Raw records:
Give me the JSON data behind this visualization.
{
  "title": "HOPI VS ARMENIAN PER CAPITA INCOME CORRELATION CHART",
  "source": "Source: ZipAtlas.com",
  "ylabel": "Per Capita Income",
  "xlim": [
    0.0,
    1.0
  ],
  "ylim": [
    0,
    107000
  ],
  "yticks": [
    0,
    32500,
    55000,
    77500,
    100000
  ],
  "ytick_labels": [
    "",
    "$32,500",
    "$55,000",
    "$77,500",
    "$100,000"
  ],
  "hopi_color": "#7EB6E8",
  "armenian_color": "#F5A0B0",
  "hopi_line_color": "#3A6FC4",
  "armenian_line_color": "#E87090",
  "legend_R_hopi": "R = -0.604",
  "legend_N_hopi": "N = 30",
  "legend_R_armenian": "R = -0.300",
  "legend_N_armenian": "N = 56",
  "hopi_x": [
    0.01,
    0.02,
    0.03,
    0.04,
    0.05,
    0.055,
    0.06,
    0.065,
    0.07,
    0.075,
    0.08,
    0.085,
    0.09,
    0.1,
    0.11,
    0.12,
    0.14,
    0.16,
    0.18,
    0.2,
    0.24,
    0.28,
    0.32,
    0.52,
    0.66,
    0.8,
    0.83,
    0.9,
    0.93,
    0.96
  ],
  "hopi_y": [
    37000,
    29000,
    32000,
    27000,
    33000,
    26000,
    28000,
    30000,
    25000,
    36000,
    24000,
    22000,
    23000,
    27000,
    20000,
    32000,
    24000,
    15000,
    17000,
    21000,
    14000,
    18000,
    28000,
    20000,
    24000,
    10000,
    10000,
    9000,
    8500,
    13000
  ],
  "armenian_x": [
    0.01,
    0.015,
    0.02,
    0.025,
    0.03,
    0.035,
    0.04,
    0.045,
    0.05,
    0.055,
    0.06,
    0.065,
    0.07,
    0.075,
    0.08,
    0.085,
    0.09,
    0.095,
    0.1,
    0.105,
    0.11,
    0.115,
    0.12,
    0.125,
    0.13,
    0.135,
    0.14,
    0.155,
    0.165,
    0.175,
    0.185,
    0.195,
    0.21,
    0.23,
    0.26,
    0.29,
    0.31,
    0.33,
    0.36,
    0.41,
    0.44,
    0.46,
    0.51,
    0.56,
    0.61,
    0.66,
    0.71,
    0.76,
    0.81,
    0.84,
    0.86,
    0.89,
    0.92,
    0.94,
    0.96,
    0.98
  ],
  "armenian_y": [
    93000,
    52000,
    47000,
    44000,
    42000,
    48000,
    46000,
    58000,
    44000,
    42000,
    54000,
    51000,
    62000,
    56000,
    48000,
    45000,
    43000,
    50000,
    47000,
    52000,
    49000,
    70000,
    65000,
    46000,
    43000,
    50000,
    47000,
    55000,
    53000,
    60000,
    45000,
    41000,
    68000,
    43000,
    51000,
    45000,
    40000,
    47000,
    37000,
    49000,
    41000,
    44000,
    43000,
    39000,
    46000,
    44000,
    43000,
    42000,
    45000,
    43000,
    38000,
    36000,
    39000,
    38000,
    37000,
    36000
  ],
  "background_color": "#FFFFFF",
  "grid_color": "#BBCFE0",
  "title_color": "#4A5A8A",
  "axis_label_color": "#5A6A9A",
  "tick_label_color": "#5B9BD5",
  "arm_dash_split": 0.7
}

=== GOAL ===
Output each record precisely as given.

=== COMPLETED EXERCISE ===
Give me the JSON data behind this visualization.
{
  "title": "HOPI VS ARMENIAN PER CAPITA INCOME CORRELATION CHART",
  "source": "Source: ZipAtlas.com",
  "ylabel": "Per Capita Income",
  "xlim": [
    0.0,
    1.0
  ],
  "ylim": [
    0,
    107000
  ],
  "yticks": [
    0,
    32500,
    55000,
    77500,
    100000
  ],
  "ytick_labels": [
    "",
    "$32,500",
    "$55,000",
    "$77,500",
    "$100,000"
  ],
  "hopi_color": "#7EB6E8",
  "armenian_color": "#F5A0B0",
  "hopi_line_color": "#3A6FC4",
  "armenian_line_color": "#E87090",
  "legend_R_hopi": "R = -0.604",
  "legend_N_hopi": "N = 30",
  "legend_R_armenian": "R = -0.300",
  "legend_N_armenian": "N = 56",
  "hopi_x": [
    0.01,
    0.02,
    0.03,
    0.04,
    0.05,
    0.055,
    0.06,
    0.065,
    0.07,
    0.075,
    0.08,
    0.085,
    0.09,
    0.1,
    0.11,
    0.12,
    0.14,
    0.16,
    0.18,
    0.2,
    0.24,
    0.28,
    0.32,
    0.52,
    0.66,
    0.8,
    0.83,
    0.9,
    0.93,
    0.96
  ],
  "hopi_y": [
    37000,
    29000,
    32000,
    27000,
    33000,
    26000,
    28000,
    30000,
    25000,
    36000,
    24000,
    22000,
    23000,
    27000,
    20000,
    32000,
    24000,
    15000,
    17000,
    21000,
    14000,
    18000,
    28000,
    20000,
    24000,
    10000,
    10000,
    9000,
    8500,
    13000
  ],
  "armenian_x": [
    0.01,
    0.015,
    0.02,
    0.025,
    0.03,
    0.035,
    0.04,
    0.045,
    0.05,
    0.055,
    0.06,
    0.065,
    0.07,
    0.075,
    0.08,
    0.085,
    0.09,
    0.095,
    0.1,
    0.105,
    0.11,
    0.115,
    0.12,
    0.125,
    0.13,
    0.135,
    0.14,
    0.155,
    0.165,
    0.175,
    0.185,
    0.195,
    0.21,
    0.23,
    0.26,
    0.29,
    0.31,
    0.33,
    0.36,
    0.41,
    0.44,
    0.46,
    0.51,
    0.56,
    0.61,
    0.66,
    0.71,
    0.76,
    0.81,
    0.84,
    0.86,
    0.89,
    0.92,
    0.94,
    0.96,
    0.98
  ],
  "armenian_y": [
    93000,
    52000,
    47000,
    44000,
    42000,
    48000,
    46000,
    58000,
    44000,
    42000,
    54000,
    51000,
    62000,
    56000,
    48000,
    45000,
    43000,
    50000,
    47000,
    52000,
    49000,
    70000,
    65000,
    46000,
    43000,
    50000,
    47000,
    55000,
    53000,
    60000,
    45000,
    41000,
    68000,
    43000,
    51000,
    45000,
    40000,
    47000,
    37000,
    49000,
    41000,
    44000,
    43000,
    39000,
    46000,
    44000,
    43000,
    42000,
    45000,
    43000,
    38000,
    36000,
    39000,
    38000,
    37000,
    36000
  ],
  "background_color": "#FFFFFF",
  "grid_color": "#BBCFE0",
  "title_color": "#4A5A8A",
  "axis_label_color": "#5A6A9A",
  "tick_label_color": "#5B9BD5",
  "arm_dash_split": 0.7
}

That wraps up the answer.